▶ **Prompt**: All records should be reproduced verbatim.

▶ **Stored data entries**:
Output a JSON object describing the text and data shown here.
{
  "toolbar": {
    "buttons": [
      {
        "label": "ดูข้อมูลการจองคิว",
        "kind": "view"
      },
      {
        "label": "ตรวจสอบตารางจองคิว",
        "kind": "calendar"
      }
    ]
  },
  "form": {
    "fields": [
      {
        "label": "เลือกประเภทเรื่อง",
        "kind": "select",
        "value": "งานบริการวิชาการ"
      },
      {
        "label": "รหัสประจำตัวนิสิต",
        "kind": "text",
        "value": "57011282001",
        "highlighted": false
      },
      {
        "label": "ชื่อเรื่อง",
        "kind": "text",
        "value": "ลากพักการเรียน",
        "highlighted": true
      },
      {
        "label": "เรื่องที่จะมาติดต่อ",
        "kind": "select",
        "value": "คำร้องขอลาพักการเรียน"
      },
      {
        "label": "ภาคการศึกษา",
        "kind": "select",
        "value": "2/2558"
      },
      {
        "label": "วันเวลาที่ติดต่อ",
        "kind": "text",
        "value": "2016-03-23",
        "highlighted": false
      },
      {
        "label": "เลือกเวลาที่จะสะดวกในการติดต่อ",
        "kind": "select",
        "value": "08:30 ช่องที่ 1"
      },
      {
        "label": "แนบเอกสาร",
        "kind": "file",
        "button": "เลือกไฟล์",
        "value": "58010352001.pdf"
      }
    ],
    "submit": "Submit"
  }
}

▶ **Written answer**:
Output a JSON object describing the text and data shown here.
{
  "toolbar": {
    "buttons": [
      {
        "label": "ดูข้อมูลการจองคิว",
        "kind": "view"
      },
      {
        "label": "ตรวจสอบตารางจองคิว",
        "kind": "calendar"
      }
    ]
  },
  "form": {
    "fields": [
      {
        "label": "เลือกประเภทเรื่อง",
        "kind": "select",
        "value": "งานบริการวิชาการ"
      },
      {
        "label": "รหัสประจำตัวนิสิต",
        "kind": "text",
        "value": "57011282001",
        "highlighted": false
      },
      {
        "label": "ชื่อเรื่อง",
        "kind": "text",
        "value": "ลากพักการเรียน",
        "highlighted": true
      },
      {
        "label": "เรื่องที่จะมาติดต่อ",
        "kind": "select",
        "value": "คำร้องขอลาพักการเรียน"
      },
      {
        "label": "ภาคการศึกษา",
        "kind": "select",
        "value": "2/2558"
      },
      {
        "label": "วันเวลาที่ติดต่อ",
        "kind": "text",
        "value": "2016-03-23",
        "highlighted": false
      },
      {
        "label": "เลือกเวลาที่จะสะดวกในการติดต่อ",
        "kind": "select",
        "value": "08:30 ช่องที่ 1"
      },
      {
        "label": "แนบเอกสาร",
        "kind": "file",
        "button": "เลือกไฟล์",
        "value": "58010352001.pdf"
      }
    ],
    "submit": "Submit"
  }
}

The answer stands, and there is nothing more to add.